-- Aufgabenstellung --
Schreib aus dem Text über die Börsentalfahrt und Trumps Kritik an der Fed den Abschnitt zwischen „Auslöser der Talfahrt“ und „Jahre werden könnte.“ wörtlich ab, beide Stellen eingeschlossen.

-- Vorliegender Text --
※

Trumps Finanzminister Steven Mnuchin versuchte, einzugreifen und die Märkte zu beruhigen. Er versprach, der Präsident plane nicht, den Fed-Chef Jerome Powell zu entlassen. Telefonate Mnuchins mit den Chefs einiger der größten US-Banken, scheinen die Investoren allerdings eher weiter beunruhigt zu haben. Die wichtigsten US-Aktienindizes hatten so am Montag weiter an Boden verloren, wobei der Dow Jones um fast drei Prozent und der S&P 500 um rund 2,5 Prozent zurückging. Die Indizes bewegen sich für das Gesamtjahr im negativen Bereich. Am Dienstag waren die USBörsen wegen des Weihnachtsfeiertags geschlossen. In Deutschland blieb die Börse komplett über Weihnachten zu.
Auslöser der Talfahrt an den Aktienmärkten ist vor allem der Haushaltsstreit zwischen Trump und den Demokraten. Investoren befürchten eine Schwächung der US-Wirtschaft. Hinzu kam die neue Attacke von Trump gegen die Fed. Der Dow-Jones-Index hat damit innerhalb von drei Monaten rund 17 Prozent eingebüßt. Analysten befürchten, dass der Dezember dieses Jahres an der Wall Street der schlechteste Börsenmonat seit Anfang der 1930er Jahre werden könnte.
Doch Trump sorgt weiter für Unruhe. Er attackiert unverdrossen die US-Notenbank: „Das einzige Problem, das unsere Wirtschaft hat, ist die Fed.“Die Notenbanker hätten kein Gespür für den Markt: „Die Fed ist wie ein mächtiger Golfspieler, der nicht punkten kann, weil er kein Gefühl hat – er kann nicht einlochen!“
Trump hatte den von ihm selbst nominierten Fed-Chef Jerome Powell wegen der Zinserhöhungen schon mehrfach ungewöhnlich scharf kritisiert. Trump glaubt, dass durch unnötig hohe Zinsen die USKonjunktur abgewürgt werden könnte. Auf eine Frage nach der Zukunft Powells säte Trump mit seiner Antwort eher Zweifel: „Na ja, wir werden sehen. Aber sie erhöhen die Zinsen zu schnell, das ist meine Meinung.“Zugleich stellte er sich hinter seinen Finanzminister Mnuchin. Auf die Frage, ob er Vertrauen in Mnuchin habe, sagte der Präsident: „Ja, das habe ich. Sehr talentierter Typ. Sehr schlaue Person.“
In der verkürzten Weihnachtswoche hoffen die Anleger am deutschen Aktienmarkt auf ein halbwegs versöhnliches Ende eines verkorksten Jahres. Doch am heutigen Donnerstag und morgigen Freitag dürfte es kaum gelingen, die bislang miese Bilanz noch entscheidend aufzupolieren. Zudem endet der Handel am Freitag bereits um 14 Uhr, an Silvester bleibt die Frankfurter Börse geschlossen.

※

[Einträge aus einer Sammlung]

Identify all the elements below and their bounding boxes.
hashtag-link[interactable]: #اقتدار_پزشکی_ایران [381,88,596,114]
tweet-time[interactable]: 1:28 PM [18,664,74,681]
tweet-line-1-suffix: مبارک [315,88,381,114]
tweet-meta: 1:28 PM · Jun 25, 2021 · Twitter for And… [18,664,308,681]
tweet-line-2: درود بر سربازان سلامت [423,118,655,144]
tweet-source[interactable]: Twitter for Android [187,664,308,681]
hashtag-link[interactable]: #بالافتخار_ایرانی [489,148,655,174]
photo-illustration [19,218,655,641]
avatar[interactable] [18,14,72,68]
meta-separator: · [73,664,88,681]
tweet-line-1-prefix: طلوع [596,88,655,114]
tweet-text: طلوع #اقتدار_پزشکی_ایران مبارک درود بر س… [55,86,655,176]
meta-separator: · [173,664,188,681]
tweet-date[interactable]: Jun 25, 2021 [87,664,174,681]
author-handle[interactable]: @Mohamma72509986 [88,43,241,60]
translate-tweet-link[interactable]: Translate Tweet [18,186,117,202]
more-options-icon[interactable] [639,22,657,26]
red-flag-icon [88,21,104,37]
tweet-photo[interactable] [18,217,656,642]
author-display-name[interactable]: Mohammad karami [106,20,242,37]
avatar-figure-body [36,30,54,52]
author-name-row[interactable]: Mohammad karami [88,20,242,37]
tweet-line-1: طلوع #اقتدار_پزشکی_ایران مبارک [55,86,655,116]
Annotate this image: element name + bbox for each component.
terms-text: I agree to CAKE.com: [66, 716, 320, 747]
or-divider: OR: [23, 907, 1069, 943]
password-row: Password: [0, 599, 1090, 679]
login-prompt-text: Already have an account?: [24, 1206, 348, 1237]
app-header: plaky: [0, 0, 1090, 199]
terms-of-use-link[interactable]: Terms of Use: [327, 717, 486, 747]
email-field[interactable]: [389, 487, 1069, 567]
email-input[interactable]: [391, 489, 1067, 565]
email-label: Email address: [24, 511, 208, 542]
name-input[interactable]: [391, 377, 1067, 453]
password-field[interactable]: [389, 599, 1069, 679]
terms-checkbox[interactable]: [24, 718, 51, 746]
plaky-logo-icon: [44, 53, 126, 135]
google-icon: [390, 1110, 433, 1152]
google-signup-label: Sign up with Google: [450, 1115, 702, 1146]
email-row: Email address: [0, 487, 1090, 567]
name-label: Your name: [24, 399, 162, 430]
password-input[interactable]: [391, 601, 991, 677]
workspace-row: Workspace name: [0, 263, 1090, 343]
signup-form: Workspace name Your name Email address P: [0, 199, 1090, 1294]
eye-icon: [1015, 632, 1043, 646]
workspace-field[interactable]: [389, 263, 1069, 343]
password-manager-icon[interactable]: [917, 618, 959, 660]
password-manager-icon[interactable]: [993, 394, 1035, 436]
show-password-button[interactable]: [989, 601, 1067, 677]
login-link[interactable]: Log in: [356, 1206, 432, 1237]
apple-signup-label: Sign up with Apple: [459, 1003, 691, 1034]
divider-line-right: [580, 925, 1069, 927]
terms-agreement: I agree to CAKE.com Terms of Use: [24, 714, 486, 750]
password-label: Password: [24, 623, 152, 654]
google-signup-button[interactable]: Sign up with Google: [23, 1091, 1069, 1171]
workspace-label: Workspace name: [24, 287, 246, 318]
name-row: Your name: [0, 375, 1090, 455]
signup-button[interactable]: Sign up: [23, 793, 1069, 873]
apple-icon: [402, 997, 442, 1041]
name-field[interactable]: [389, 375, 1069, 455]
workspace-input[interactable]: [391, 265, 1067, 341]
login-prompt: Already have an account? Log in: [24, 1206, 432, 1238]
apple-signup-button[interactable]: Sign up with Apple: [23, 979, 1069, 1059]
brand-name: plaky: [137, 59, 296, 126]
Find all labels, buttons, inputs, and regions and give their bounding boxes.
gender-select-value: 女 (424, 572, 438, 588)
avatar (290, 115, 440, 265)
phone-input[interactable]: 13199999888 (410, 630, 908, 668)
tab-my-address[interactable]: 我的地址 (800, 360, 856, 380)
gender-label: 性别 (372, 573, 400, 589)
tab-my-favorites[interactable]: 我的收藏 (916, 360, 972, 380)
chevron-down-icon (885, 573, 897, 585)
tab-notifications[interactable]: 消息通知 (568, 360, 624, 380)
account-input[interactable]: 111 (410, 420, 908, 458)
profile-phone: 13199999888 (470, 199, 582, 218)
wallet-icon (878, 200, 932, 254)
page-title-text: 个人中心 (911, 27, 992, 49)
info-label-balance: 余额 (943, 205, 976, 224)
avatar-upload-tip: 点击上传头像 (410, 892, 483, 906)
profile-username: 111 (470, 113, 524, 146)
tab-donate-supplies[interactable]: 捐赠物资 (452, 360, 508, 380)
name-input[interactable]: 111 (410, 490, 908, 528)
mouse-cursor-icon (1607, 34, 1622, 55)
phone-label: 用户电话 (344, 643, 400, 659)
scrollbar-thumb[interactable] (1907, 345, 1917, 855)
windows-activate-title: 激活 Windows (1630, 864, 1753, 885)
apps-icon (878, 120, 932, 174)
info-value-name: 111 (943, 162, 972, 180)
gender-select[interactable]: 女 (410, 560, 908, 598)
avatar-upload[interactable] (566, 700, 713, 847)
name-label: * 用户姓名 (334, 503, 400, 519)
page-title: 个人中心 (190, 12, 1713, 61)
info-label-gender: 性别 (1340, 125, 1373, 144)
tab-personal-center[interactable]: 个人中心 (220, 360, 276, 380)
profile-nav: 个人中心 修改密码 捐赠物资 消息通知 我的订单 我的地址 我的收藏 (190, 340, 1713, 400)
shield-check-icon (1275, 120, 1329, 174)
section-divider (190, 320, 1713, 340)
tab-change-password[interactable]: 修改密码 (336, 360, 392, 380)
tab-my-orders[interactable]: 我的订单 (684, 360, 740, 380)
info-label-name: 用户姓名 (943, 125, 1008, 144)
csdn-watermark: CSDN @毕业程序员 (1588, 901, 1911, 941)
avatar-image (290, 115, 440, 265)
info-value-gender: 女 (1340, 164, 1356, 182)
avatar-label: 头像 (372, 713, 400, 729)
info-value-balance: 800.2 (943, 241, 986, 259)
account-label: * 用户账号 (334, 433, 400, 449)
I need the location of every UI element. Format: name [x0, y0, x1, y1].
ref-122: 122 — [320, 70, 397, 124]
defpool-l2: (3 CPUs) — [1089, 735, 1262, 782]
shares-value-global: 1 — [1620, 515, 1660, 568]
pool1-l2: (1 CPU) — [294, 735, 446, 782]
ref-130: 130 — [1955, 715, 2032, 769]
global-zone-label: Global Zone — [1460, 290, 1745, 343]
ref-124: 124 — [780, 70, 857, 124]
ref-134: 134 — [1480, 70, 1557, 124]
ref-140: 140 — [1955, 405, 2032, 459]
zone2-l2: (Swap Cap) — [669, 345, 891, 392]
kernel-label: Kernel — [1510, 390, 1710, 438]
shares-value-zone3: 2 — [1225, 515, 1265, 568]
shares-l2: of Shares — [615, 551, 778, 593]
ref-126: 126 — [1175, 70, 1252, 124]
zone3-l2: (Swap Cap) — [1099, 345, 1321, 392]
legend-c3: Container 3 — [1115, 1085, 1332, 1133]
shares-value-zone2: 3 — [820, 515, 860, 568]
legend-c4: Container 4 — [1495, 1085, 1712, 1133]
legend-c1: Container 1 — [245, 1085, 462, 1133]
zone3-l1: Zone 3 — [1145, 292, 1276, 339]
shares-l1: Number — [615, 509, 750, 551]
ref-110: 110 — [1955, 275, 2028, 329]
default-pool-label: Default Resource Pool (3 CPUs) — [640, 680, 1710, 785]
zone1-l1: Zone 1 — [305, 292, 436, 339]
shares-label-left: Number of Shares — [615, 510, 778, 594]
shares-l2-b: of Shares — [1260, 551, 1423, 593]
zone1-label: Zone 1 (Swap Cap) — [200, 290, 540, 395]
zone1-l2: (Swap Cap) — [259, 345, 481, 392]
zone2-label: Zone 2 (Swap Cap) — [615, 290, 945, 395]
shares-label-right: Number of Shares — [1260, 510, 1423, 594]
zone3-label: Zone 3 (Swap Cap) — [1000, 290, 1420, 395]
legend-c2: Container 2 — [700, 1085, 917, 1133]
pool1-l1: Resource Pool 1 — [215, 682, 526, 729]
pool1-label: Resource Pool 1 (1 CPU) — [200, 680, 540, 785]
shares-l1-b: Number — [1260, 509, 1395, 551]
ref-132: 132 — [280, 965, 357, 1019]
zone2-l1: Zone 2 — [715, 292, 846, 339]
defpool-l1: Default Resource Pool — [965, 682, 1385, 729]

※

-- Lösung --
Auslöser der Talfahrt an den Aktienmärkten ist vor allem der Haushaltsstreit zwischen Trump und den Demokraten. Investoren befürchten eine Schwächung der US-Wirtschaft. Hinzu kam die neue Attacke von Trump gegen die Fed. Der Dow-Jones-Index hat damit innerhalb von drei Monaten rund 17 Prozent eingebüßt. Analysten befürchten, dass der Dezember dieses Jahres an der Wall Street der schlechteste Börsenmonat seit Anfang der 1930er Jahre werden könnte.